[Records excerpted from a collection]

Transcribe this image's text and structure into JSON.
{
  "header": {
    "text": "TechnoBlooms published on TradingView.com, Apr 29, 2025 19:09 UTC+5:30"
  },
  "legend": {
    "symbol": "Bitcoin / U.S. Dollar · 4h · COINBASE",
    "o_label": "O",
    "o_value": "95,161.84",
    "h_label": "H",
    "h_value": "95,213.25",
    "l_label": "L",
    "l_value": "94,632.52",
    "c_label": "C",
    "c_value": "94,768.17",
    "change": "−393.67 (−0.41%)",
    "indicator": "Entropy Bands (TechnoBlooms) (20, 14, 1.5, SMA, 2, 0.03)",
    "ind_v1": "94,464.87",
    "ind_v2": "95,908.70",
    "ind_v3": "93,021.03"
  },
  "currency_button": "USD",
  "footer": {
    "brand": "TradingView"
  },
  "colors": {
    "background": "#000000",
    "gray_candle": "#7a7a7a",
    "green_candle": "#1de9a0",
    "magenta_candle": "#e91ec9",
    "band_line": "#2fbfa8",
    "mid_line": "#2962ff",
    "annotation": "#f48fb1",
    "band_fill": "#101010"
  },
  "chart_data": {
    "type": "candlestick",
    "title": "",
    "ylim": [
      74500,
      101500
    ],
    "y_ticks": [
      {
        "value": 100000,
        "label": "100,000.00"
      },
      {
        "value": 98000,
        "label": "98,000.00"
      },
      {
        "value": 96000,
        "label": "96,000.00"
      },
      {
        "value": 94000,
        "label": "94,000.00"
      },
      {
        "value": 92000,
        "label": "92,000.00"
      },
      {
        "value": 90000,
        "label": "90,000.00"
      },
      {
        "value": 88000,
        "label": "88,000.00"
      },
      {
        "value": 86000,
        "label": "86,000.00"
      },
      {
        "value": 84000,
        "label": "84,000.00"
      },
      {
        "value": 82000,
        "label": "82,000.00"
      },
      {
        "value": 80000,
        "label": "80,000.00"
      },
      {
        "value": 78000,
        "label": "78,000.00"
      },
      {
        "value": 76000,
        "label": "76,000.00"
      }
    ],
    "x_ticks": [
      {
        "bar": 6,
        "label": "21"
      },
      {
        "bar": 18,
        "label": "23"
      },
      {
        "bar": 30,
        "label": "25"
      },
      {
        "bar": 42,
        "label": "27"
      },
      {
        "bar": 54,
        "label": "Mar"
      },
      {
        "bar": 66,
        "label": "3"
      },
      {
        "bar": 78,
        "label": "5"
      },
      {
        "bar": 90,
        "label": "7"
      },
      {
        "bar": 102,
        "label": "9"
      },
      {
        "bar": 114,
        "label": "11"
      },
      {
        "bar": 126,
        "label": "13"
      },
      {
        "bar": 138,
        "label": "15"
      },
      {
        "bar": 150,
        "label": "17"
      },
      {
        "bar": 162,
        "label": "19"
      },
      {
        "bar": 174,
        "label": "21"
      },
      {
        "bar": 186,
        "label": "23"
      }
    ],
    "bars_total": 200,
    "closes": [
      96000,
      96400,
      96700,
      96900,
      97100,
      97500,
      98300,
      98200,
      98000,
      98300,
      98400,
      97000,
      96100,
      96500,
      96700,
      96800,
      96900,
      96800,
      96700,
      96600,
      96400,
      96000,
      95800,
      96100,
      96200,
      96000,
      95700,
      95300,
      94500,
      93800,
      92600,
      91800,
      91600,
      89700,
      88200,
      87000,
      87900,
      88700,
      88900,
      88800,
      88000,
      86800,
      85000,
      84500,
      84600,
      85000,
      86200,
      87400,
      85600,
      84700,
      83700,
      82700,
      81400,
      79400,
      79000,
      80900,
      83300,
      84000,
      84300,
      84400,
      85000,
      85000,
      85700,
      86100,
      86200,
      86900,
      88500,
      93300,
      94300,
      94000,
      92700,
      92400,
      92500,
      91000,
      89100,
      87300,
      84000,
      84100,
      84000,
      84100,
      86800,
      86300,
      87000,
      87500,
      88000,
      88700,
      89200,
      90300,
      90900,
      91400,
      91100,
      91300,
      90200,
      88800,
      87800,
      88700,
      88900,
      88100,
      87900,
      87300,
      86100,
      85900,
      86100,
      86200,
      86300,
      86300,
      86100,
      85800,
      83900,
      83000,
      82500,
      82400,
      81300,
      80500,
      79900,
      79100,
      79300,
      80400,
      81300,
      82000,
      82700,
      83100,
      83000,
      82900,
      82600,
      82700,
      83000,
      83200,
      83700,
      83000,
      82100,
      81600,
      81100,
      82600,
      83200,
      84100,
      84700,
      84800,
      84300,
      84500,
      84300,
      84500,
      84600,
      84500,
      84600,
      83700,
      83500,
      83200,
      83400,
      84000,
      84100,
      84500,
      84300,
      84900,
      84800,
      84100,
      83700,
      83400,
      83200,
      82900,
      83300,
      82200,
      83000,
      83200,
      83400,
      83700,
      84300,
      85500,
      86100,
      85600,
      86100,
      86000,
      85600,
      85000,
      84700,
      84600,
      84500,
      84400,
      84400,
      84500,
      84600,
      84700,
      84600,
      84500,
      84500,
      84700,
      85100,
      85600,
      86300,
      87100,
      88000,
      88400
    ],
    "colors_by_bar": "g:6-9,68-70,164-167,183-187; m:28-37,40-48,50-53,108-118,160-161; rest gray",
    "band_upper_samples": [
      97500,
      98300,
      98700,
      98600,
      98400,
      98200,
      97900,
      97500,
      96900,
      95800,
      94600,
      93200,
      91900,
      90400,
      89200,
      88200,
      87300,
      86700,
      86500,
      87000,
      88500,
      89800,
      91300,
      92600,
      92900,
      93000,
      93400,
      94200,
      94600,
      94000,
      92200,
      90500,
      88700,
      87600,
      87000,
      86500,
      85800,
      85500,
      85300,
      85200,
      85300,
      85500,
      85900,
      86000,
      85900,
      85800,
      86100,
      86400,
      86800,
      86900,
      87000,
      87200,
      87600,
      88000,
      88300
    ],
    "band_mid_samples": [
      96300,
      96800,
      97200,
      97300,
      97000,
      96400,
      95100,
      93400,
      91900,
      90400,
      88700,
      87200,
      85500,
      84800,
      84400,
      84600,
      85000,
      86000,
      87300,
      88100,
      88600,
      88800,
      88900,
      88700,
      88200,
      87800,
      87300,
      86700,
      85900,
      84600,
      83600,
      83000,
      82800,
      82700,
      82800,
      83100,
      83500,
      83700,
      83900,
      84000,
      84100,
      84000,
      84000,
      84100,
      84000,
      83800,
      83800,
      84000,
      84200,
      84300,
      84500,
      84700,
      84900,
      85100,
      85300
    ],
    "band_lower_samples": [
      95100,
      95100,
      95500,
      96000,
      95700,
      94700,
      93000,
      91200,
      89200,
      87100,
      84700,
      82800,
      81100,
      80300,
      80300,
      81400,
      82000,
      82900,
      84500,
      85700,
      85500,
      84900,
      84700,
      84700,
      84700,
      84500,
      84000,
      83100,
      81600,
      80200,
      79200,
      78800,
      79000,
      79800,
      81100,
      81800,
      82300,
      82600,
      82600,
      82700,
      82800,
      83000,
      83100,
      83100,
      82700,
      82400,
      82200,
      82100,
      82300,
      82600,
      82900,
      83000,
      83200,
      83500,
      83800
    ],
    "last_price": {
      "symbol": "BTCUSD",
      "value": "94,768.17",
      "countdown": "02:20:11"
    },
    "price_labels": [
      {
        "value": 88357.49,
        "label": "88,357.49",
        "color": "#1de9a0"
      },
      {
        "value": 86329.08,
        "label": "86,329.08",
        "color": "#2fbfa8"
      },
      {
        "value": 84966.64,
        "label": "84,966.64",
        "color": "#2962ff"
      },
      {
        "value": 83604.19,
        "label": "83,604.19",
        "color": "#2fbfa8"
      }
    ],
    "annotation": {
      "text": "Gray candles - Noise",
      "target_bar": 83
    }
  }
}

§ **Given problem**
From the records above, extract every entry verbatim.

§ **Task response**
Transcribe this image's text and structure into JSON.
{
  "header": {
    "text": "TechnoBlooms published on TradingView.com, Apr 29, 2025 19:09 UTC+5:30"
  },
  "legend": {
    "symbol": "Bitcoin / U.S. Dollar · 4h · COINBASE",
    "o_label": "O",
    "o_value": "95,161.84",
    "h_label": "H",
    "h_value": "95,213.25",
    "l_label": "L",
    "l_value": "94,632.52",
    "c_label": "C",
    "c_value": "94,768.17",
    "change": "−393.67 (−0.41%)",
    "indicator": "Entropy Bands (TechnoBlooms) (20, 14, 1.5, SMA, 2, 0.03)",
    "ind_v1": "94,464.87",
    "ind_v2": "95,908.70",
    "ind_v3": "93,021.03"
  },
  "currency_button": "USD",
  "footer": {
    "brand": "TradingView"
  },
  "colors": {
    "background": "#000000",
    "gray_candle": "#7a7a7a",
    "green_candle": "#1de9a0",
    "magenta_candle": "#e91ec9",
    "band_line": "#2fbfa8",
    "mid_line": "#2962ff",
    "annotation": "#f48fb1",
    "band_fill": "#101010"
  },
  "chart_data": {
    "type": "candlestick",
    "title": "",
    "ylim": [
      74500,
      101500
    ],
    "y_ticks": [
      {
        "value": 100000,
        "label": "100,000.00"
      },
      {
        "value": 98000,
        "label": "98,000.00"
      },
      {
        "value": 96000,
        "label": "96,000.00"
      },
      {
        "value": 94000,
        "label": "94,000.00"
      },
      {
        "value": 92000,
        "label": "92,000.00"
      },
      {
        "value": 90000,
        "label": "90,000.00"
      },
      {
        "value": 88000,
        "label": "88,000.00"
      },
      {
        "value": 86000,
        "label": "86,000.00"
      },
      {
        "value": 84000,
        "label": "84,000.00"
      },
      {
        "value": 82000,
        "label": "82,000.00"
      },
      {
        "value": 80000,
        "label": "80,000.00"
      },
      {
        "value": 78000,
        "label": "78,000.00"
      },
      {
        "value": 76000,
        "label": "76,000.00"
      }
    ],
    "x_ticks": [
      {
        "bar": 6,
        "label": "21"
      },
      {
        "bar": 18,
        "label": "23"
      },
      {
        "bar": 30,
        "label": "25"
      },
      {
        "bar": 42,
        "label": "27"
      },
      {
        "bar": 54,
        "label": "Mar"
      },
      {
        "bar": 66,
        "label": "3"
      },
      {
        "bar": 78,
        "label": "5"
      },
      {
        "bar": 90,
        "label": "7"
      },
      {
        "bar": 102,
        "label": "9"
      },
      {
        "bar": 114,
        "label": "11"
      },
      {
        "bar": 126,
        "label": "13"
      },
      {
        "bar": 138,
        "label": "15"
      },
      {
        "bar": 150,
        "label": "17"
      },
      {
        "bar": 162,
        "label": "19"
      },
      {
        "bar": 174,
        "label": "21"
      },
      {
        "bar": 186,
        "label": "23"
      }
    ],
    "bars_total": 200,
    "closes": [
      96000,
      96400,
      96700,
      96900,
      97100,
      97500,
      98300,
      98200,
      98000,
      98300,
      98400,
      97000,
      96100,
      96500,
      96700,
      96800,
      96900,
      96800,
      96700,
      96600,
      96400,
      96000,
      95800,
      96100,
      96200,
      96000,
      95700,
      95300,
      94500,
      93800,
      92600,
      91800,
      91600,
      89700,
      88200,
      87000,
      87900,
      88700,
      88900,
      88800,
      88000,
      86800,
      85000,
      84500,
      84600,
      85000,
      86200,
      87400,
      85600,
      84700,
      83700,
      82700,
      81400,
      79400,
      79000,
      80900,
      83300,
      84000,
      84300,
      84400,
      85000,
      85000,
      85700,
      86100,
      86200,
      86900,
      88500,
      93300,
      94300,
      94000,
      92700,
      92400,
      92500,
      91000,
      89100,
      87300,
      84000,
      84100,
      84000,
      84100,
      86800,
      86300,
      87000,
      87500,
      88000,
      88700,
      89200,
      90300,
      90900,
      91400,
      91100,
      91300,
      90200,
      88800,
      87800,
      88700,
      88900,
      88100,
      87900,
      87300,
      86100,
      85900,
      86100,
      86200,
      86300,
      86300,
      86100,
      85800,
      83900,
      83000,
      82500,
      82400,
      81300,
      80500,
      79900,
      79100,
      79300,
      80400,
      81300,
      82000,
      82700,
      83100,
      83000,
      82900,
      82600,
      82700,
      83000,
      83200,
      83700,
      83000,
      82100,
      81600,
      81100,
      82600,
      83200,
      84100,
      84700,
      84800,
      84300,
      84500,
      84300,
      84500,
      84600,
      84500,
      84600,
      83700,
      83500,
      83200,
      83400,
      84000,
      84100,
      84500,
      84300,
      84900,
      84800,
      84100,
      83700,
      83400,
      83200,
      82900,
      83300,
      82200,
      83000,
      83200,
      83400,
      83700,
      84300,
      85500,
      86100,
      85600,
      86100,
      86000,
      85600,
      85000,
      84700,
      84600,
      84500,
      84400,
      84400,
      84500,
      84600,
      84700,
      84600,
      84500,
      84500,
      84700,
      85100,
      85600,
      86300,
      87100,
      88000,
      88400
    ],
    "colors_by_bar": "g:6-9,68-70,164-167,183-187; m:28-37,40-48,50-53,108-118,160-161; rest gray",
    "band_upper_samples": [
      97500,
      98300,
      98700,
      98600,
      98400,
      98200,
      97900,
      97500,
      96900,
      95800,
      94600,
      93200,
      91900,
      90400,
      89200,
      88200,
      87300,
      86700,
      86500,
      87000,
      88500,
      89800,
      91300,
      92600,
      92900,
      93000,
      93400,
      94200,
      94600,
      94000,
      92200,
      90500,
      88700,
      87600,
      87000,
      86500,
      85800,
      85500,
      85300,
      85200,
      85300,
      85500,
      85900,
      86000,
      85900,
      85800,
      86100,
      86400,
      86800,
      86900,
      87000,
      87200,
      87600,
      88000,
      88300
    ],
    "band_mid_samples": [
      96300,
      96800,
      97200,
      97300,
      97000,
      96400,
      95100,
      93400,
      91900,
      90400,
      88700,
      87200,
      85500,
      84800,
      84400,
      84600,
      85000,
      86000,
      87300,
      88100,
      88600,
      88800,
      88900,
      88700,
      88200,
      87800,
      87300,
      86700,
      85900,
      84600,
      83600,
      83000,
      82800,
      82700,
      82800,
      83100,
      83500,
      83700,
      83900,
      84000,
      84100,
      84000,
      84000,
      84100,
      84000,
      83800,
      83800,
      84000,
      84200,
      84300,
      84500,
      84700,
      84900,
      85100,
      85300
    ],
    "band_lower_samples": [
      95100,
      95100,
      95500,
      96000,
      95700,
      94700,
      93000,
      91200,
      89200,
      87100,
      84700,
      82800,
      81100,
      80300,
      80300,
      81400,
      82000,
      82900,
      84500,
      85700,
      85500,
      84900,
      84700,
      84700,
      84700,
      84500,
      84000,
      83100,
      81600,
      80200,
      79200,
      78800,
      79000,
      79800,
      81100,
      81800,
      82300,
      82600,
      82600,
      82700,
      82800,
      83000,
      83100,
      83100,
      82700,
      82400,
      82200,
      82100,
      82300,
      82600,
      82900,
      83000,
      83200,
      83500,
      83800
    ],
    "last_price": {
      "symbol": "BTCUSD",
      "value": "94,768.17",
      "countdown": "02:20:11"
    },
    "price_labels": [
      {
        "value": 88357.49,
        "label": "88,357.49",
        "color": "#1de9a0"
      },
      {
        "value": 86329.08,
        "label": "86,329.08",
        "color": "#2fbfa8"
      },
      {
        "value": 84966.64,
        "label": "84,966.64",
        "color": "#2962ff"
      },
      {
        "value": 83604.19,
        "label": "83,604.19",
        "color": "#2fbfa8"
      }
    ],
    "annotation": {
      "text": "Gray candles - Noise",
      "target_bar": 83
    }
  }
}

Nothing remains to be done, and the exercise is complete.